== Source data ==

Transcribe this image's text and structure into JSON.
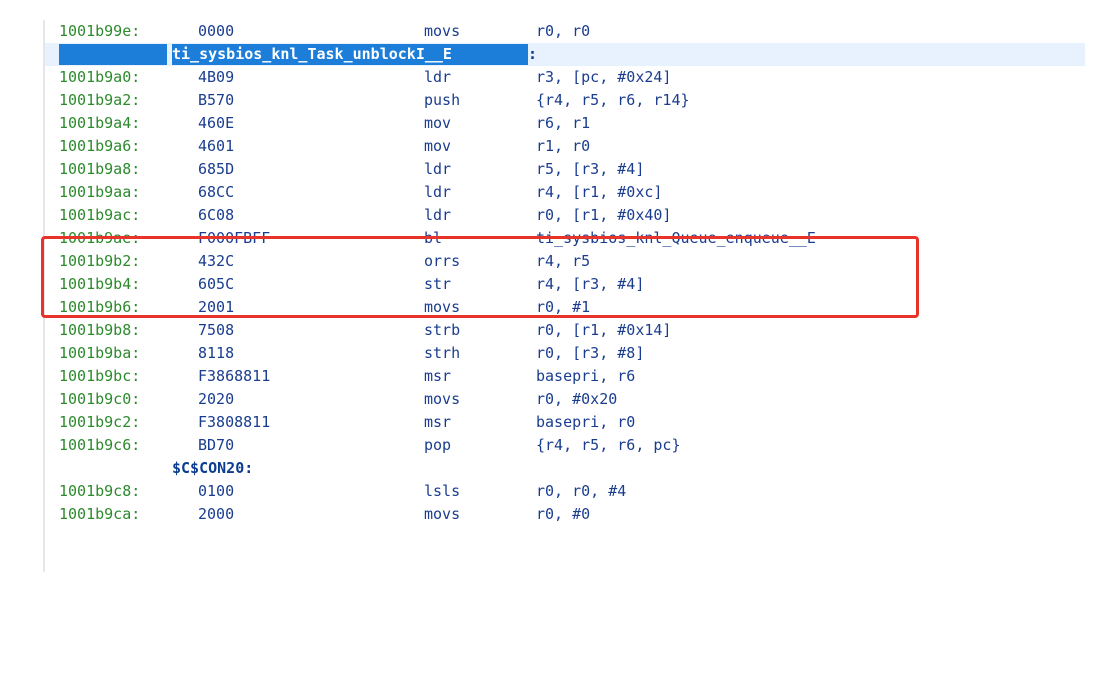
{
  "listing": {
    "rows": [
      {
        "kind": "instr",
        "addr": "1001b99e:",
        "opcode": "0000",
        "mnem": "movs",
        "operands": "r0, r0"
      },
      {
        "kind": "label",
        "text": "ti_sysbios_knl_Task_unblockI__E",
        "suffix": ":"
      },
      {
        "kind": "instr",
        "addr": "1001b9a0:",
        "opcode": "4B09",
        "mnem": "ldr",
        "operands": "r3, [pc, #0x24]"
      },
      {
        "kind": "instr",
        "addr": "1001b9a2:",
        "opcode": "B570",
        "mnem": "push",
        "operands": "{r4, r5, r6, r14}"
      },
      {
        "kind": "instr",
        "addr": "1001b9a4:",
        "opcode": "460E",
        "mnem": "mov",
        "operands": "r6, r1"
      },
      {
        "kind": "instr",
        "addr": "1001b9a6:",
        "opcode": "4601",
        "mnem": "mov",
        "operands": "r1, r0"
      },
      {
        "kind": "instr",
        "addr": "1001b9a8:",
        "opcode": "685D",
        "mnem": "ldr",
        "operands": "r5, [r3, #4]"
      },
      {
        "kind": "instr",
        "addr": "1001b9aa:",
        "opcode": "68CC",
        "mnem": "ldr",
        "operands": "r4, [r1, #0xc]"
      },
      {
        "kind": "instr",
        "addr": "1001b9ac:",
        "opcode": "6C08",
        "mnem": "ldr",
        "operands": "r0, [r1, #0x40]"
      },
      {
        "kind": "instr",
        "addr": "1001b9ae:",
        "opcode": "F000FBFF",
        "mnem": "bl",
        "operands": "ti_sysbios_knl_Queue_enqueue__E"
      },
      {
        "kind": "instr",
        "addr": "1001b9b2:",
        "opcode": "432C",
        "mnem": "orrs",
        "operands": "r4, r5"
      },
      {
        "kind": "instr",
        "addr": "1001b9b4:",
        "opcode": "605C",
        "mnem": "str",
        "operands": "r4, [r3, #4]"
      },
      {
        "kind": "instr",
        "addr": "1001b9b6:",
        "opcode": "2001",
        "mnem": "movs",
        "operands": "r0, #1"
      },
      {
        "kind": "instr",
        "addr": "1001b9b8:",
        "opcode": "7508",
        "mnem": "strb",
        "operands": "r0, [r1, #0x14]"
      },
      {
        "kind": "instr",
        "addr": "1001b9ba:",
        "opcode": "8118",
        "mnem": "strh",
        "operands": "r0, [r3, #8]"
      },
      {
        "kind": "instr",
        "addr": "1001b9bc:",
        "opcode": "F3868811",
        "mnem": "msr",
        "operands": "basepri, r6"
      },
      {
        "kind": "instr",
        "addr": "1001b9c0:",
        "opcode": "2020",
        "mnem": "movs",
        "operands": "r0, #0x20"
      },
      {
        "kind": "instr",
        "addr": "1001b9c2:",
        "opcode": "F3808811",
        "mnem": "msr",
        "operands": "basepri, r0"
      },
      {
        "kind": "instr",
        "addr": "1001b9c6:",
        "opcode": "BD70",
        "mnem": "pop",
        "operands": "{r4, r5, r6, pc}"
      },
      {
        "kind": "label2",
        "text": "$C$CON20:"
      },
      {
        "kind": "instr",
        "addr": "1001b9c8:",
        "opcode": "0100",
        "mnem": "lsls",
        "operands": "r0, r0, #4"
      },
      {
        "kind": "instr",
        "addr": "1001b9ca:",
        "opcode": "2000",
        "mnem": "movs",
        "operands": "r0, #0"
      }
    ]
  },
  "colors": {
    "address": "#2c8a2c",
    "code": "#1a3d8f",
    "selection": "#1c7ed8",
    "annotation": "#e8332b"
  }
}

===

_Given exercise_: Look through the entries above; copy each line where the string "basepri" appears.

_Exercise output_:
        "operands": "basepri, r6"
        "operands": "basepri, r0"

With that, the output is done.